> **TEXT SEGMENT**
+++++

Capone and his men were raking in vast amounts of money, and were largely immune to prosecution because of witness intimidation and the bribing of city officials, he also paid off numerous police officers to avoid the arrest of his men. By the end of his reign, Capone had successfully expanded the Chicago Outfit throughout metro Chicago. One of the prime areas of interest was in Canada, the main source of alcohol which the Outfit was smuggling into the States; this illicit alcohol was then distributed to all the brothels of Chicago. During Prohibition, this was one of the greatest sources of income for the Outfit; the boss controlled the heads of various divisions of the Outfit through a system of subordinates placed throughout the various levels of the organization. Anyone who betrayed the honor of the organization was killed. Unable to convict Capone of any meaningful criminal activity, Treasury agents had him arrested for tax evasion and he was sentenced to 11 years in prison in 1931.

From Nitti to Accardo[edit]


Capone's hand-picked successor Frank Nitti nominally assumed power. In truth, power was seized by Nitti's underboss Paul Ricca, who was acknowledged as "boss" by the leaders of the growing National Crime Syndicate. Ricca ruled the Outfit, either in name or in fact, for the next 40 years.

Over the next decade, The Outfit moved into labor racketeering, gambling, and loan sharking. Geographically, this was the period when Outfit muscle extended to Milwaukee and Madison, Wisconsin, Kansas City, and especially to Hollywood and other California cities, where The Outfit's extortion of labor unions gave it leverage over the motion picture industry.

In the early 1940s, a handful of top Outfit leaders went to prison because they were found to be extorting Hollywood by controlling the unions that compose Hollywood's movie industry, and manipulating and misusing the Teamsters Central States Pension fund.[10] In 1943, the Outfit was caught red-handed shaking down the Hollywood movie industry. Ricca wanted Nitti to take the fall. However, Nitti had found that he was claustrophobic, years earlier while in jail for 18 months (for tax evasion), and he decided to end his life rather than face more imprisonment for extorting Hollywood. Ricca then became the boss in name as well as in fact, with enforcement chief Tony Accardo as underboss—the start of a partnership that lasted for almost 30 years. Around this time, the Outfit began bringing in members of the Forty-Two Gang, a notoriously violent youth gang. Among them were Sam "Momo" Giancana, Sam "Mad Sam" DeStefano, Felix "Milwaukee Phil" Alderisio, and Fiore "Fifi" Buccieri.

Ricca was sent to prison later in 1943 for his part in The Outfit plot to control Hollywood, he was sentenced to 10 years in prison, along with a number of other mobsters. Through the "magic" of political connections, the whole group of Outfit mobsters was released after three years, largely due to the efforts of Outfit "fixer" Murray "The Camel" Humphreys. Ricca could not associate with mobsters as a condition of his parole. Accardo nominally took power as boss, but actually shared power with Ricca, who continued behind the scenes as a senior consultant—one of the few instances of shared power in organized crime.

+++++

> **DATA ROWS**

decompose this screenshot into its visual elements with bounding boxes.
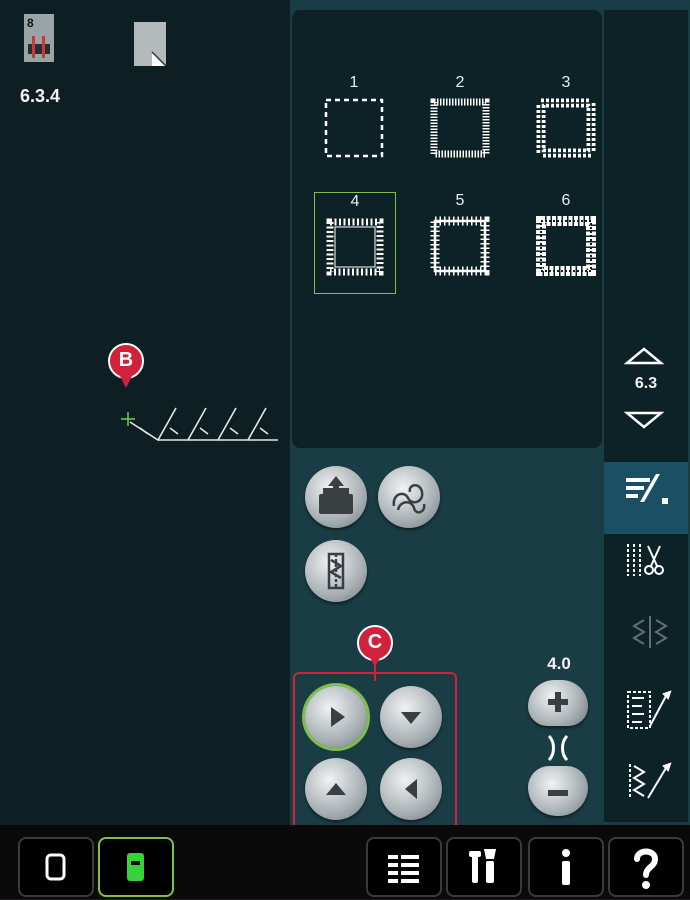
stitch-option-3[interactable]: 3 bbox=[526, 74, 606, 174]
callout-b: B bbox=[106, 343, 146, 389]
stitch-option-2[interactable]: 2 bbox=[420, 74, 500, 174]
embroidery-mode-icon bbox=[127, 853, 144, 881]
stitch-option-5[interactable]: 5 bbox=[420, 192, 500, 292]
plus-icon bbox=[548, 692, 568, 712]
sequence-icon[interactable] bbox=[622, 688, 678, 738]
stitch-width-value: 4.0 bbox=[547, 654, 571, 673]
width-decrease-button[interactable] bbox=[528, 766, 588, 816]
stitch-option-1[interactable]: 1 bbox=[314, 74, 394, 174]
sewing-techniques-button[interactable] bbox=[378, 466, 440, 528]
fabric-icon[interactable] bbox=[134, 22, 168, 67]
stitch-3-icon bbox=[536, 98, 596, 158]
tie-off-icon[interactable] bbox=[622, 540, 678, 590]
arrow-up-button[interactable] bbox=[305, 758, 367, 820]
info-button[interactable] bbox=[528, 837, 604, 897]
stitch-option-4[interactable]: 4 bbox=[314, 192, 396, 294]
arrow-down-button[interactable] bbox=[380, 686, 442, 748]
page-indicator: 6.3 bbox=[634, 375, 658, 392]
info-icon bbox=[562, 849, 570, 885]
width-increase-button[interactable] bbox=[528, 680, 588, 726]
stitch-2-icon bbox=[430, 98, 490, 158]
settings-button[interactable] bbox=[446, 837, 522, 897]
load-file-icon bbox=[319, 476, 353, 514]
edit-stitch-icon[interactable] bbox=[622, 760, 678, 810]
presser-foot-number: 8 bbox=[27, 16, 34, 30]
settings-icon bbox=[469, 849, 496, 883]
stitch-5-icon bbox=[430, 216, 490, 276]
sewing-techniques-icon bbox=[392, 484, 426, 514]
arrow-up-icon bbox=[326, 783, 346, 795]
arrow-down-icon bbox=[401, 712, 421, 724]
stitch-1-icon bbox=[324, 98, 384, 158]
menu-list-button[interactable] bbox=[366, 837, 442, 897]
minus-icon bbox=[548, 790, 568, 796]
stitch-mode-button[interactable] bbox=[18, 837, 94, 897]
mirror-icon bbox=[327, 552, 345, 590]
menu-list-icon bbox=[388, 855, 419, 883]
stitch-mode-icon bbox=[45, 853, 66, 881]
scroll-down-icon[interactable] bbox=[623, 410, 665, 430]
embroidery-mode-button[interactable] bbox=[98, 837, 174, 897]
stitch-selection-panel: 1 2 3 4 5 6 bbox=[292, 10, 602, 448]
mirror-side-icon bbox=[622, 612, 678, 662]
load-file-button[interactable] bbox=[305, 466, 367, 528]
help-icon bbox=[634, 848, 659, 889]
stitch-option-6[interactable]: 6 bbox=[526, 192, 606, 292]
stitch-preview bbox=[118, 400, 288, 460]
width-icon bbox=[540, 734, 576, 762]
presser-foot-icon[interactable]: 8 bbox=[22, 14, 56, 64]
arrow-left-icon bbox=[405, 779, 417, 799]
arrow-right-button[interactable] bbox=[305, 686, 367, 748]
mirror-button[interactable] bbox=[305, 540, 367, 602]
help-button[interactable] bbox=[608, 837, 684, 897]
arrow-right-icon bbox=[331, 707, 345, 727]
stitch-id: 6.3.4 bbox=[20, 86, 61, 106]
stitch-menu-icon[interactable] bbox=[622, 470, 678, 520]
scroll-up-icon[interactable] bbox=[623, 346, 665, 366]
arrow-left-button[interactable] bbox=[380, 758, 442, 820]
stitch-6-icon bbox=[536, 216, 596, 276]
stitch-4-icon bbox=[326, 218, 384, 276]
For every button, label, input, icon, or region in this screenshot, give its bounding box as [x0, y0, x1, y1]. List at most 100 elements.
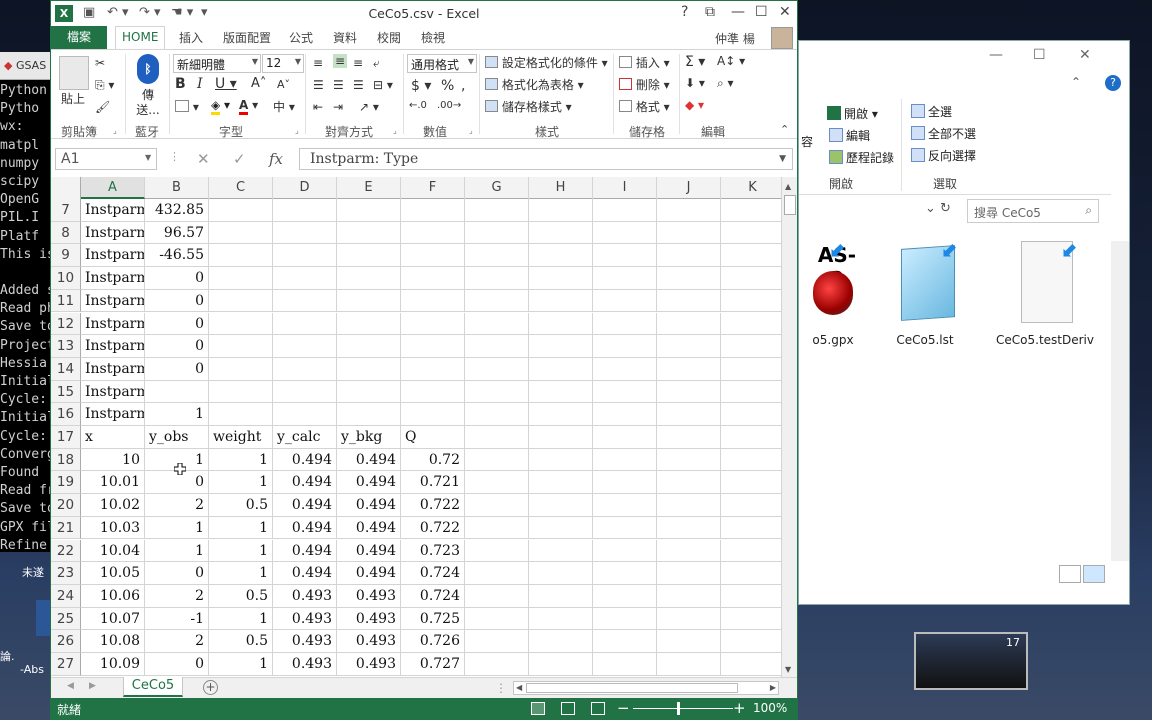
- insert-cells-button[interactable]: 插入 ▾: [619, 54, 670, 71]
- row-header[interactable]: 23: [51, 562, 81, 585]
- table-cell[interactable]: [273, 380, 337, 404]
- user-name[interactable]: 仲準 楊: [715, 30, 755, 47]
- table-cell[interactable]: [401, 244, 465, 268]
- table-cell[interactable]: 0.494: [337, 494, 401, 517]
- table-cell[interactable]: [657, 471, 721, 495]
- decrease-decimal-icon[interactable]: .00→: [437, 100, 461, 111]
- table-cell[interactable]: [721, 199, 781, 222]
- table-cell[interactable]: [593, 244, 657, 268]
- table-cell[interactable]: 10: [81, 448, 145, 472]
- dialog-launcher-icon[interactable]: ⌟: [393, 126, 397, 135]
- table-cell[interactable]: 0.494: [273, 448, 337, 472]
- table-cell[interactable]: 0.726: [401, 630, 465, 653]
- table-cell[interactable]: [337, 335, 401, 358]
- wrap-text-icon[interactable]: ⤶: [373, 56, 380, 71]
- zoom-out-button[interactable]: −: [617, 699, 630, 717]
- tab-formulas[interactable]: 公式: [289, 29, 313, 46]
- decrease-font-icon[interactable]: A˅: [277, 78, 290, 91]
- table-cell[interactable]: x: [81, 426, 145, 449]
- table-cell[interactable]: 0.494: [273, 494, 337, 517]
- table-cell[interactable]: [529, 607, 593, 631]
- table-cell[interactable]: [337, 221, 401, 245]
- table-cell[interactable]: 2: [145, 630, 209, 653]
- minimize-icon[interactable]: —: [989, 47, 1003, 63]
- increase-decimal-icon[interactable]: ←.0: [409, 100, 427, 111]
- table-cell[interactable]: [529, 494, 593, 517]
- column-header-i[interactable]: I: [593, 177, 657, 199]
- table-cell[interactable]: [721, 267, 781, 290]
- table-cell[interactable]: 0.494: [337, 516, 401, 540]
- table-cell[interactable]: [529, 471, 593, 495]
- word-icon[interactable]: [36, 600, 50, 636]
- table-cell[interactable]: [593, 221, 657, 245]
- format-as-table-button[interactable]: 格式化為表格 ▾: [485, 76, 584, 93]
- table-cell[interactable]: [401, 335, 465, 358]
- table-cell[interactable]: 432.85: [145, 199, 209, 222]
- font-color-button[interactable]: A ▾: [239, 98, 258, 115]
- table-cell[interactable]: [657, 244, 721, 268]
- table-cell[interactable]: [593, 335, 657, 358]
- name-box[interactable]: A1: [55, 148, 157, 170]
- table-cell[interactable]: [529, 516, 593, 540]
- row-header[interactable]: 24: [51, 584, 81, 608]
- table-cell[interactable]: 0: [145, 562, 209, 585]
- table-cell[interactable]: 10.02: [81, 494, 145, 517]
- table-cell[interactable]: [721, 517, 781, 540]
- table-cell[interactable]: 10.06: [81, 584, 145, 608]
- table-cell[interactable]: [209, 199, 273, 222]
- table-cell[interactable]: [465, 516, 529, 540]
- table-cell[interactable]: 96.57: [145, 221, 209, 245]
- table-cell[interactable]: [529, 562, 593, 585]
- table-cell[interactable]: 0.722: [401, 516, 465, 540]
- column-header-d[interactable]: D: [273, 177, 337, 199]
- table-cell[interactable]: 10.08: [81, 630, 145, 653]
- enter-icon[interactable]: ✓: [233, 150, 246, 168]
- table-cell[interactable]: y_obs: [145, 426, 209, 449]
- table-cell[interactable]: [657, 494, 721, 517]
- table-cell[interactable]: [657, 630, 721, 653]
- table-cell[interactable]: [721, 335, 781, 358]
- formula-input[interactable]: Instparm: Type ▼: [299, 148, 793, 170]
- table-cell[interactable]: 2: [145, 584, 209, 608]
- table-cell[interactable]: y_bkg: [337, 426, 401, 449]
- increase-indent-icon[interactable]: ⇥: [333, 100, 343, 114]
- horizontal-scrollbar[interactable]: ◀ ▶: [513, 681, 779, 695]
- table-cell[interactable]: [465, 562, 529, 585]
- table-cell[interactable]: [721, 449, 781, 472]
- table-cell[interactable]: -46.55: [145, 244, 209, 268]
- table-cell[interactable]: [593, 403, 657, 426]
- explorer-open-button[interactable]: 開啟 ▾: [827, 105, 878, 122]
- table-cell[interactable]: 10.07: [81, 607, 145, 631]
- table-cell[interactable]: [465, 312, 529, 336]
- table-cell[interactable]: [721, 562, 781, 585]
- table-cell[interactable]: 1: [209, 471, 273, 495]
- table-cell[interactable]: [593, 448, 657, 472]
- file-item[interactable]: ⬋ CeCo5.lst: [877, 237, 973, 347]
- cut-icon[interactable]: ✂: [95, 56, 105, 70]
- row-header[interactable]: 10: [51, 267, 81, 290]
- find-select-icon[interactable]: ⌕ ▾: [717, 76, 734, 91]
- table-cell[interactable]: [145, 380, 209, 404]
- table-cell[interactable]: Instparm:: [81, 312, 145, 336]
- table-cell[interactable]: [209, 289, 273, 313]
- table-cell[interactable]: [465, 335, 529, 358]
- table-cell[interactable]: 0: [145, 357, 209, 381]
- orientation-icon[interactable]: ↗ ▾: [359, 100, 379, 114]
- table-cell[interactable]: 0.493: [273, 630, 337, 653]
- table-cell[interactable]: 0.493: [337, 653, 401, 676]
- table-cell[interactable]: 0.724: [401, 584, 465, 608]
- explorer-search-input[interactable]: 搜尋 CeCo5 ⌕: [967, 199, 1099, 223]
- restore-icon[interactable]: ☐: [755, 4, 768, 20]
- table-cell[interactable]: [273, 244, 337, 268]
- table-cell[interactable]: 0.493: [337, 607, 401, 631]
- table-cell[interactable]: [721, 540, 781, 563]
- table-cell[interactable]: [529, 448, 593, 472]
- table-cell[interactable]: [529, 630, 593, 653]
- table-cell[interactable]: weight: [209, 426, 273, 449]
- table-cell[interactable]: [529, 335, 593, 358]
- table-cell[interactable]: [593, 312, 657, 336]
- table-cell[interactable]: [465, 471, 529, 495]
- row-header[interactable]: 11: [51, 289, 81, 313]
- table-cell[interactable]: 0.721: [401, 471, 465, 495]
- table-cell[interactable]: [593, 584, 657, 608]
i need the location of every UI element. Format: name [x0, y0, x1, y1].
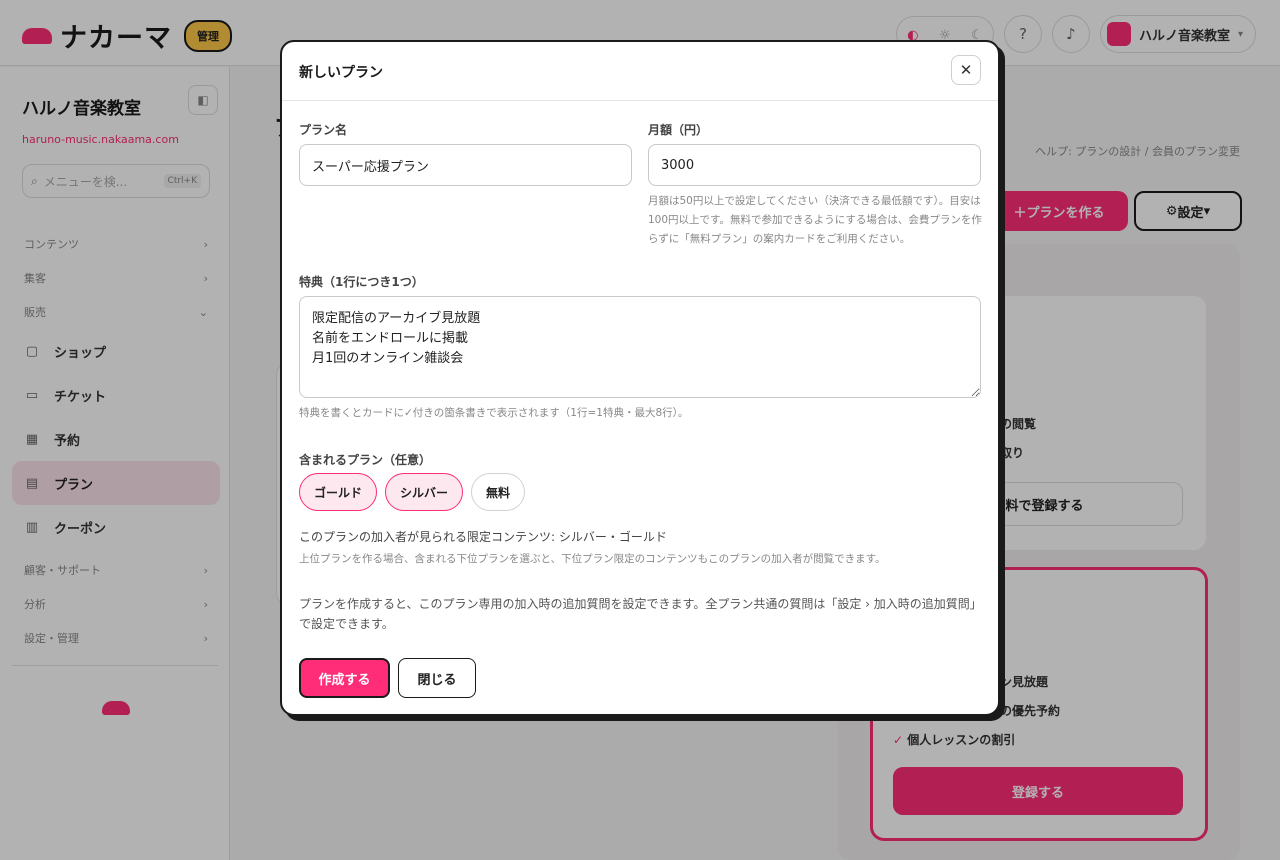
benefits-label: 特典（1行につき1つ） — [299, 275, 424, 289]
plan-chip-gold[interactable]: ゴールド — [299, 473, 378, 511]
close-button[interactable]: 閉じる — [398, 658, 476, 698]
plan-chip-free[interactable]: 無料 — [471, 473, 526, 511]
close-icon[interactable]: ✕ — [951, 55, 981, 85]
dialog-header: 新しいプラン ✕ — [282, 42, 998, 101]
included-plans-help-text: 上位プランを作る場合、含まれる下位プランを選ぶと、下位プラン限定のコンテンツもこ… — [299, 553, 886, 565]
create-button[interactable]: 作成する — [299, 658, 390, 698]
plan-chip-silver[interactable]: シルバー — [385, 473, 464, 511]
included-plans-label: 含まれるプラン（任意） — [299, 453, 432, 467]
new-plan-dialog: 新しいプラン ✕ プラン名 月額（円） 月額は50円以上で設定してください（決済… — [280, 40, 1000, 716]
price-field[interactable] — [648, 144, 981, 186]
dialog-title: 新しいプラン — [299, 65, 383, 81]
limited-content-summary: このプランの加入者が見られる限定コンテンツ: シルバー・ゴールド — [299, 530, 667, 544]
additional-questions-note: プランを作成すると、このプラン専用の加入時の追加質問を設定できます。全プラン共通… — [299, 597, 976, 631]
benefits-field[interactable]: 限定配信のアーカイブ見放題 名前をエンドロールに掲載 月1回のオンライン雑談会 — [299, 296, 981, 398]
price-help-text: 月額は50円以上で設定してください（決済できる最低額です）。目安は100円以上で… — [648, 195, 982, 245]
included-plans-group: ゴールド シルバー 無料 — [299, 473, 526, 511]
plan-name-label: プラン名 — [299, 123, 348, 137]
benefits-help-text: 特典を書くとカードに✓付きの箇条書きで表示されます（1行=1特典・最大8行）。 — [299, 407, 689, 419]
plan-name-field[interactable] — [299, 144, 632, 186]
price-label: 月額（円） — [648, 123, 709, 137]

+++++

> **AIM OF THE EXERCISE**
Pick up the Chicago Outfit history above after its last sentence and continue it.

> **THE REPLY**
Accardo joined Ricca in semi-retirement in 1957 due to some "heat" that he was getting from the IRS. From then on, Ricca and Accardo allowed several others to nominally serve as boss, such as Giancana, Alderisio, Joey Aiuppa, William "Willie Potatoes" Daddano, and Jackie "the Lackey" Cerone. Most of the front bosses originated from the Forty-Two Gang. However, no major business transactions took place without Ricca and Accardo's knowledge and approval, and certainly no "hits." By staying behind the scenes, Ricca and Accardo lasted far longer than Capone. Ricca died in 1972, leaving Accardo as the sole power behind the scenes.


Along with the voting allegations, the Outfit was involved in a Central Intelligence Agency–Mafia collusion during Castro's overthrow of the Cuban government. In exchange for its help, the Outfit was to be given access to its former casinos if it helped overthrow Fidel Castro in Operation Mongoose or Operation Family Jewels;[11] the Outfit failed in that endeavor and faced increasing indictments under the administration of President John F. Kennedy (JFK). The Outfit is the subject of some theories regarding the JFK assassination and that of JFK's brother Robert Kennedy.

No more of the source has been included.